### Problem to solve
Copy out all lines where "opposite" appears.

### Provided entries

○ ○ ○

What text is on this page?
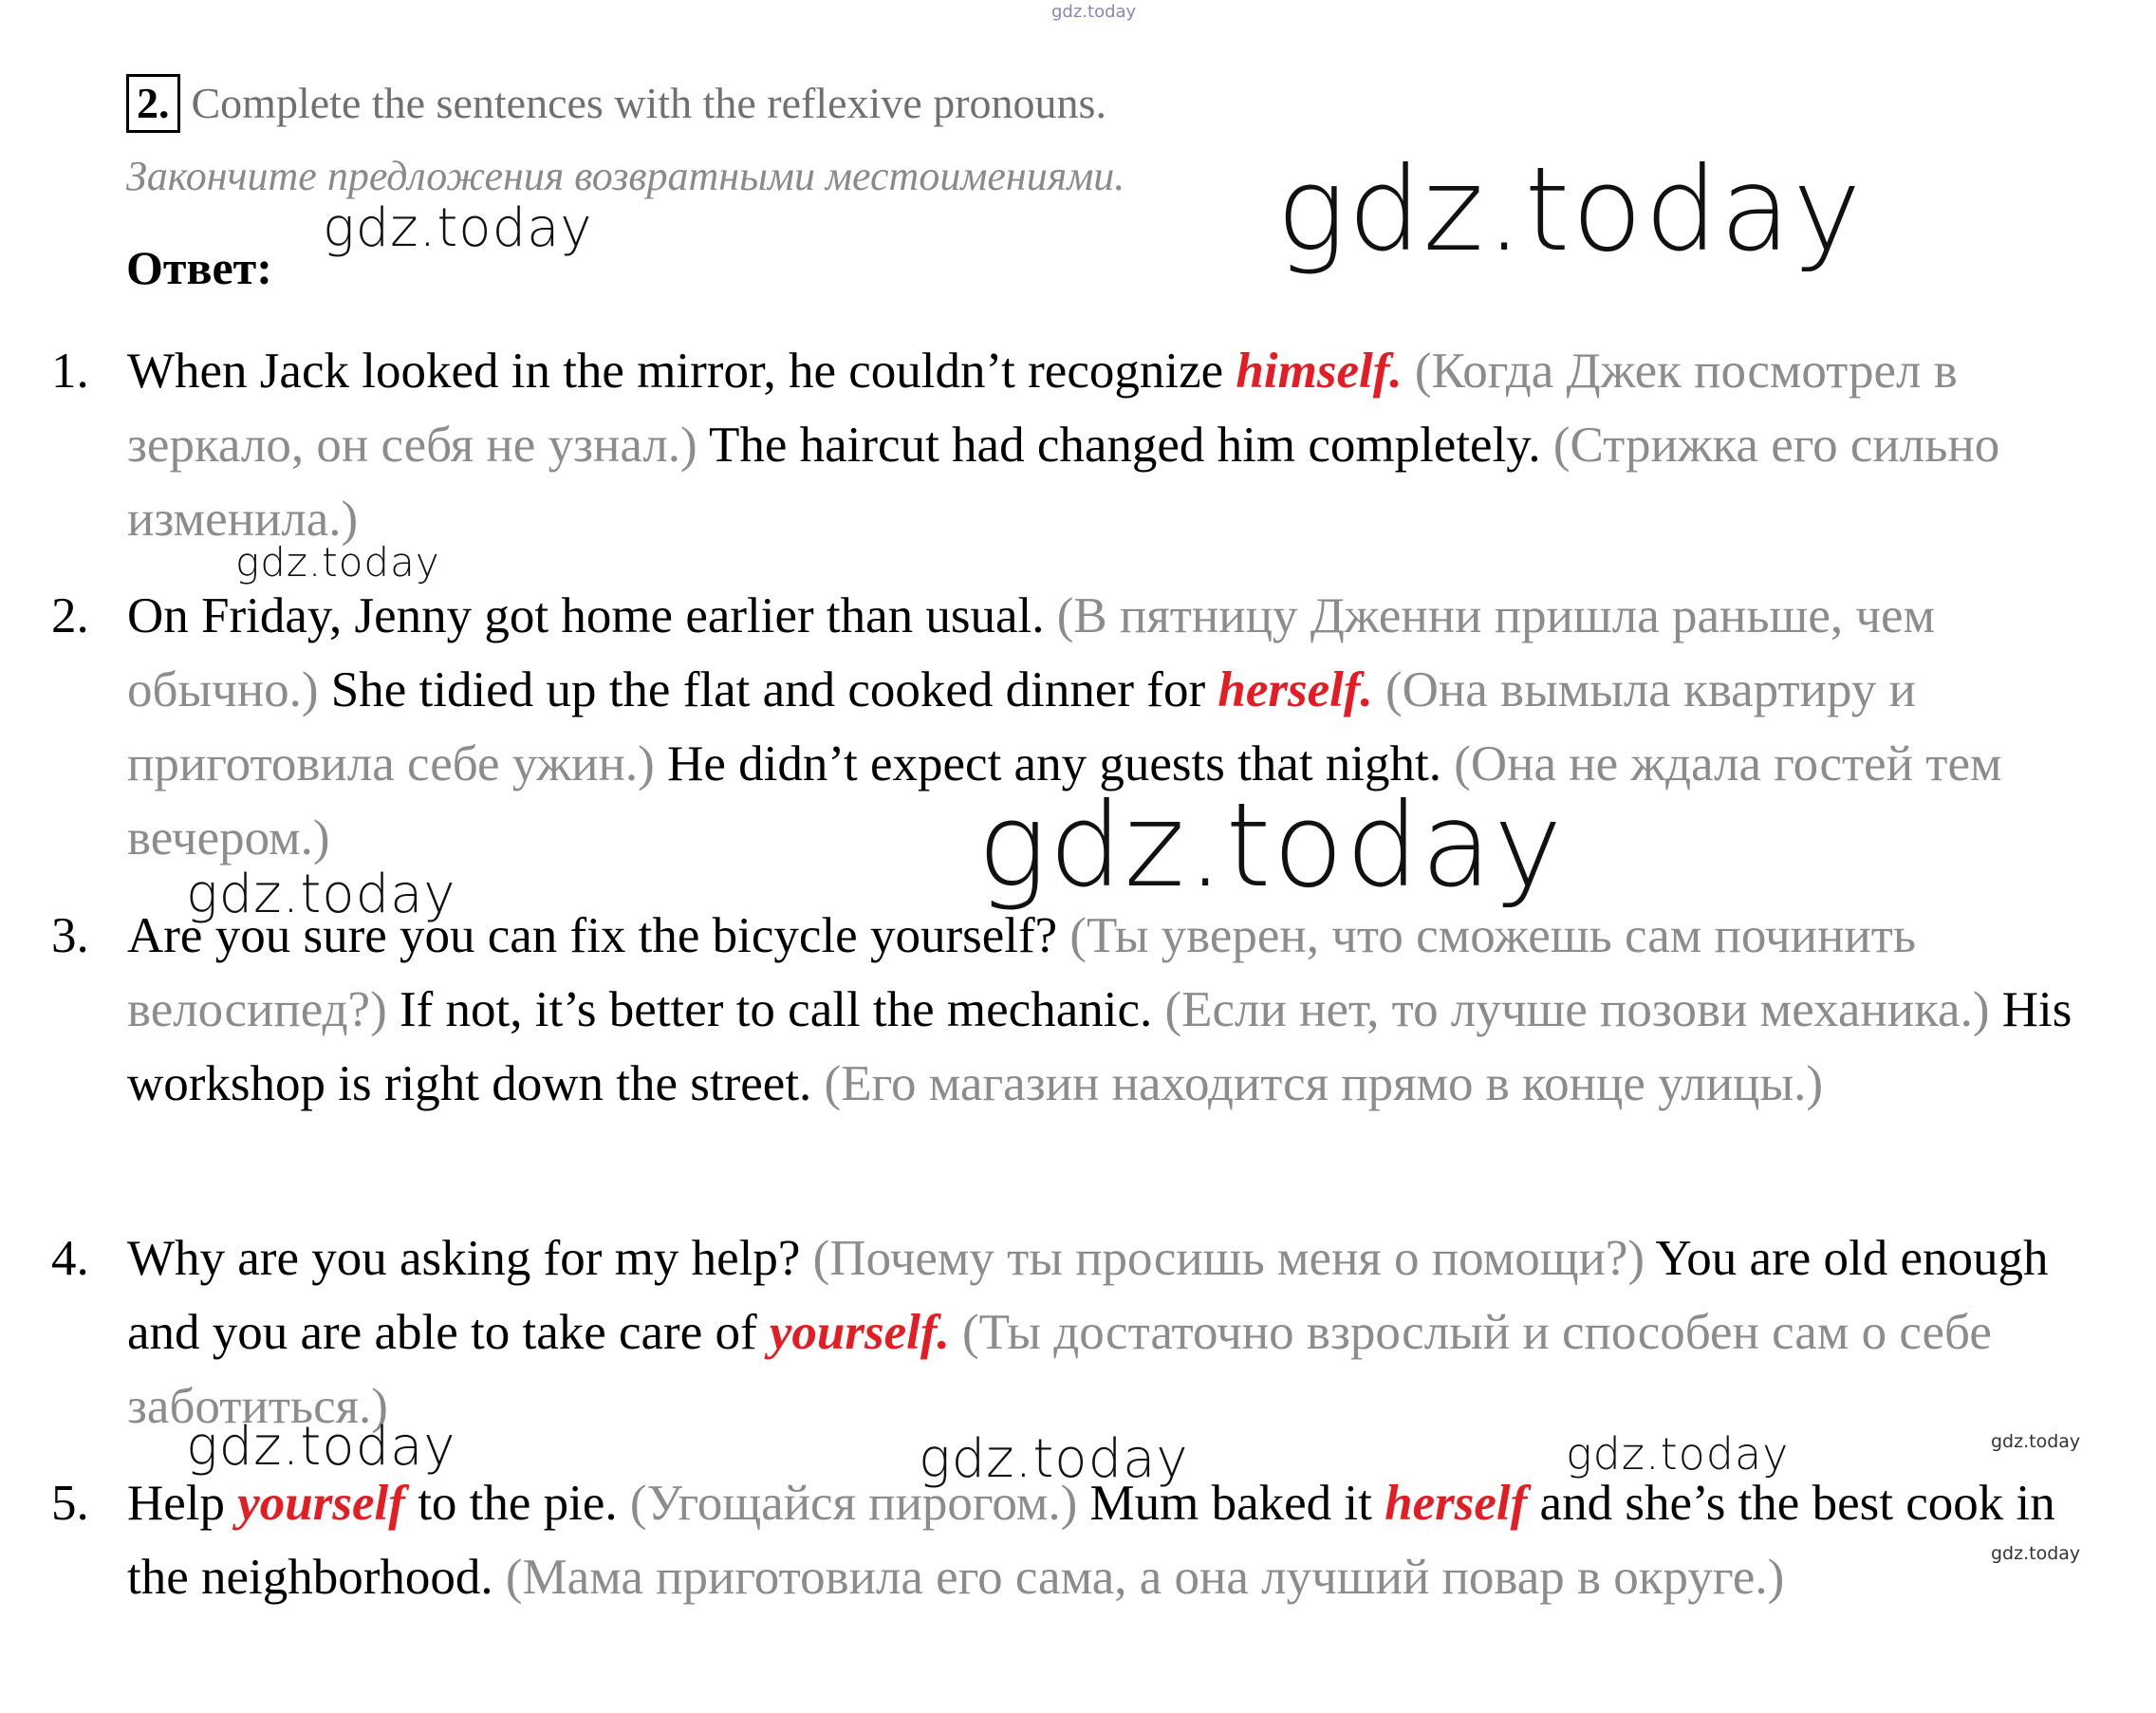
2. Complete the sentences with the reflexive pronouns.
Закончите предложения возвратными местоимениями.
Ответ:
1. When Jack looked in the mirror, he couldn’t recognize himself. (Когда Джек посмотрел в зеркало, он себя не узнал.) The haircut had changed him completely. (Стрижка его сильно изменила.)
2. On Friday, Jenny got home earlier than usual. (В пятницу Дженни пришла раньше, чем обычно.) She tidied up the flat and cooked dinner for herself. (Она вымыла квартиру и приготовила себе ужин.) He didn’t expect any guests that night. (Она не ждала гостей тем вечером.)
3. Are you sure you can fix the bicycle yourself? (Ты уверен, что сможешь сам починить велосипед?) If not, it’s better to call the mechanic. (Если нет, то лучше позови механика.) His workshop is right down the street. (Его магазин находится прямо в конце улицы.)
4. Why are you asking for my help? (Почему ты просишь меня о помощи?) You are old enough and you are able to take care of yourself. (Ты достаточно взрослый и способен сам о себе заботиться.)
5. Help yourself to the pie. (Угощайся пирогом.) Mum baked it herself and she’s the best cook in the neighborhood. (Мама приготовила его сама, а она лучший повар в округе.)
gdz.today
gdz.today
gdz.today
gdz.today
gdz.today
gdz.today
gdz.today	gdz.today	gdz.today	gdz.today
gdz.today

○ ○ ○

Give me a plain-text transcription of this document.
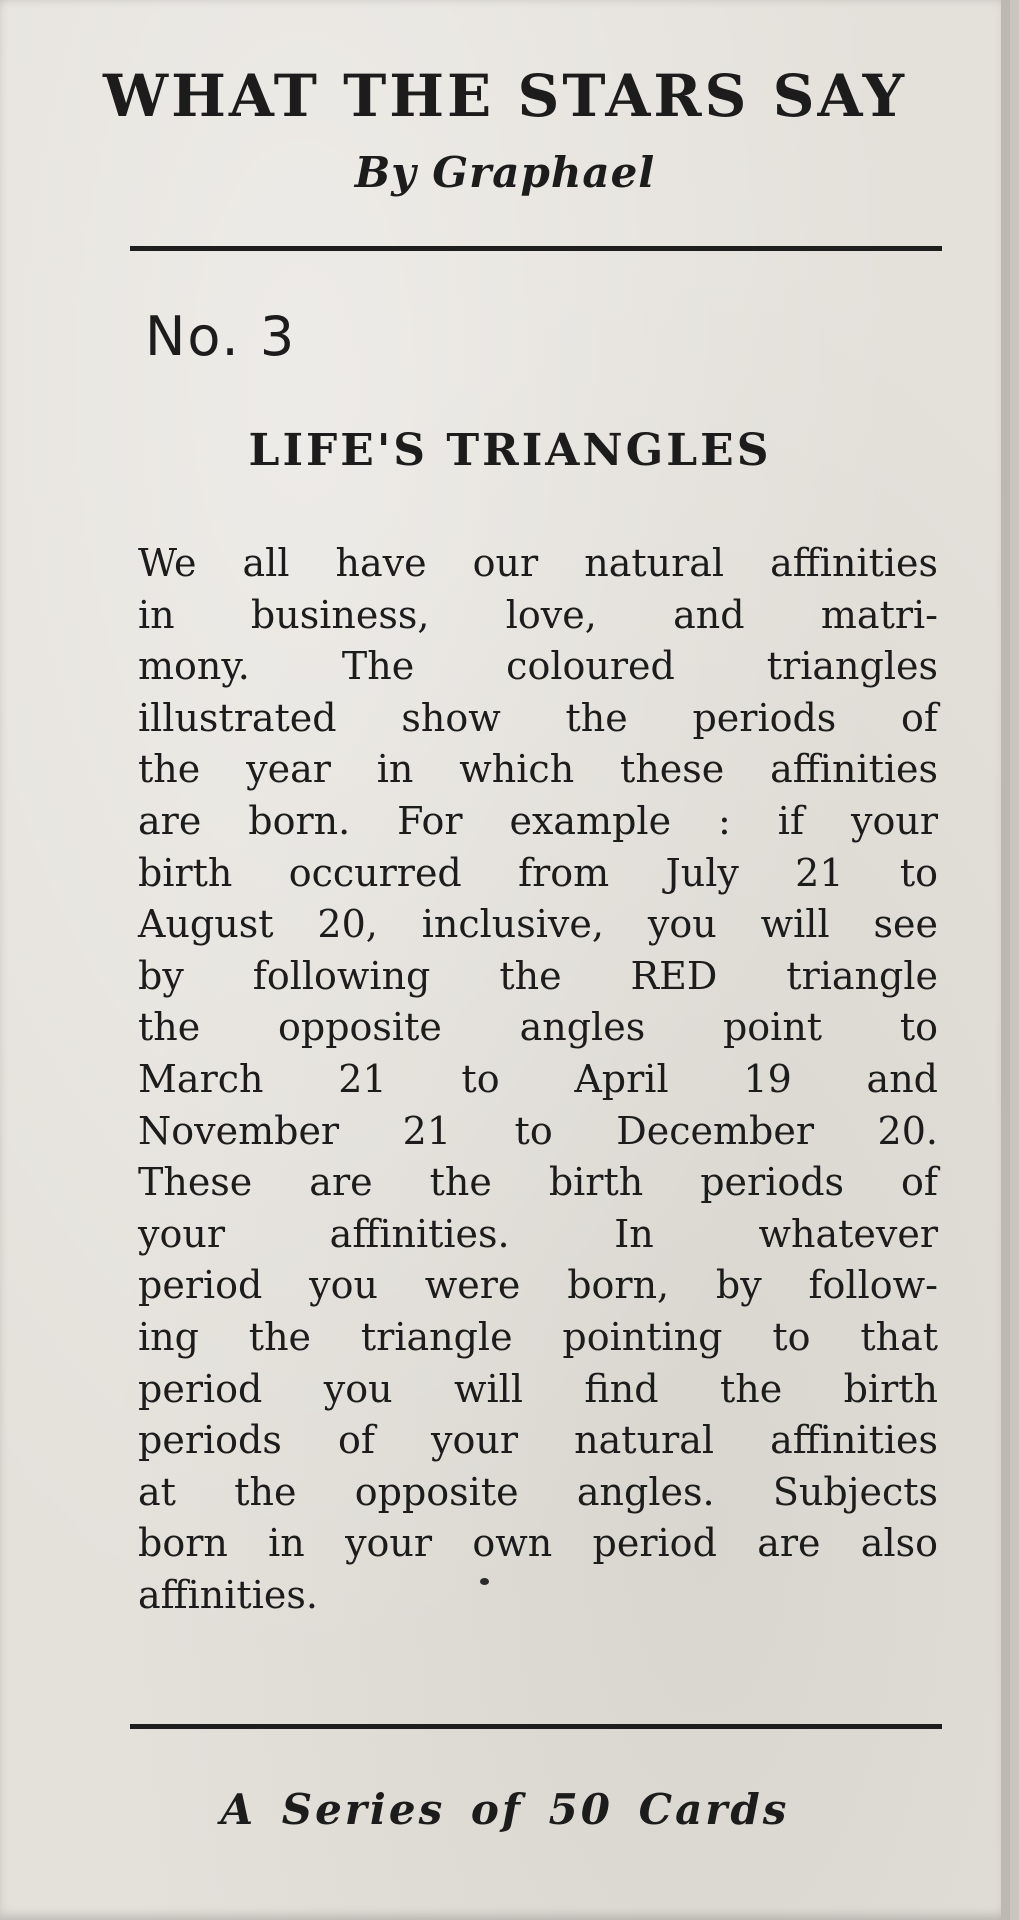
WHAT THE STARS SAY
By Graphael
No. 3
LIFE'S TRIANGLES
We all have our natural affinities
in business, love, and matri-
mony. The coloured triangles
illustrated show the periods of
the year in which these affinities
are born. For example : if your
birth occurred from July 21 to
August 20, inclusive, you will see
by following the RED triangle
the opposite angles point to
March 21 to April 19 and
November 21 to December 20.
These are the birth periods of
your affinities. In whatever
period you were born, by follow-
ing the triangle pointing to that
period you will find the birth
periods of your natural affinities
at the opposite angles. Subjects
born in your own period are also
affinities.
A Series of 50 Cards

○ ○ ○

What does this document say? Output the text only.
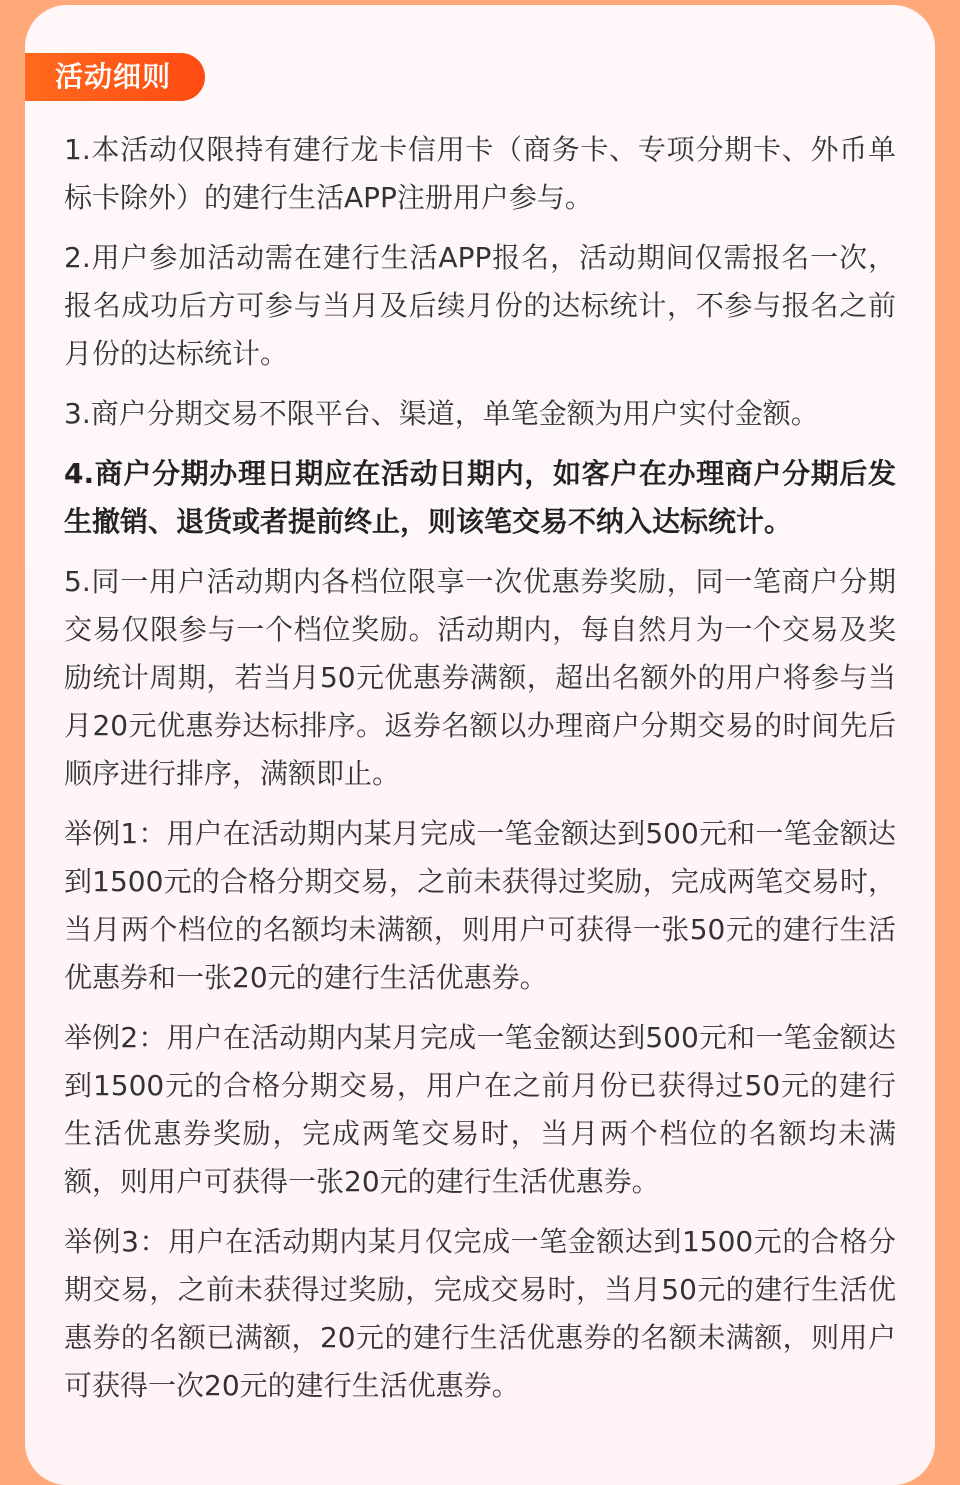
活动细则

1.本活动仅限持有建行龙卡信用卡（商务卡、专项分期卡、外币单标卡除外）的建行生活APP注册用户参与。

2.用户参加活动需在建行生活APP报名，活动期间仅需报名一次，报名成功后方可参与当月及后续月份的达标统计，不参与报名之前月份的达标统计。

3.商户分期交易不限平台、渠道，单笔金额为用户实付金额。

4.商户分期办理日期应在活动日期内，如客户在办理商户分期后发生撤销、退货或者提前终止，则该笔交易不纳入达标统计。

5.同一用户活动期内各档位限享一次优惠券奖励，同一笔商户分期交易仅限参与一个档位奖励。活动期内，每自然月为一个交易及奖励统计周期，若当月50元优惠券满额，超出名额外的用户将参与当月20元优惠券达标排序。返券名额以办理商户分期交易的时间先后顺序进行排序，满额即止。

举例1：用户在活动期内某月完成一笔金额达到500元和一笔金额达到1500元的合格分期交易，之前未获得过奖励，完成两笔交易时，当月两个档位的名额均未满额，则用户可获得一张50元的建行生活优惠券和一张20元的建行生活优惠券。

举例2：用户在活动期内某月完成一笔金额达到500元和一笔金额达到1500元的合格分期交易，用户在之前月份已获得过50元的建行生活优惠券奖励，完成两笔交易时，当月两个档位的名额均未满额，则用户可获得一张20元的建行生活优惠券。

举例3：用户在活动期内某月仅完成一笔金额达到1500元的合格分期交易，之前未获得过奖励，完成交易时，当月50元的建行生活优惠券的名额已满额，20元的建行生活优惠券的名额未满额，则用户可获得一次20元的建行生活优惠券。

○ ○ ○

### Solution to the exercise
the opposite angles point to
at the opposite angles. Subjects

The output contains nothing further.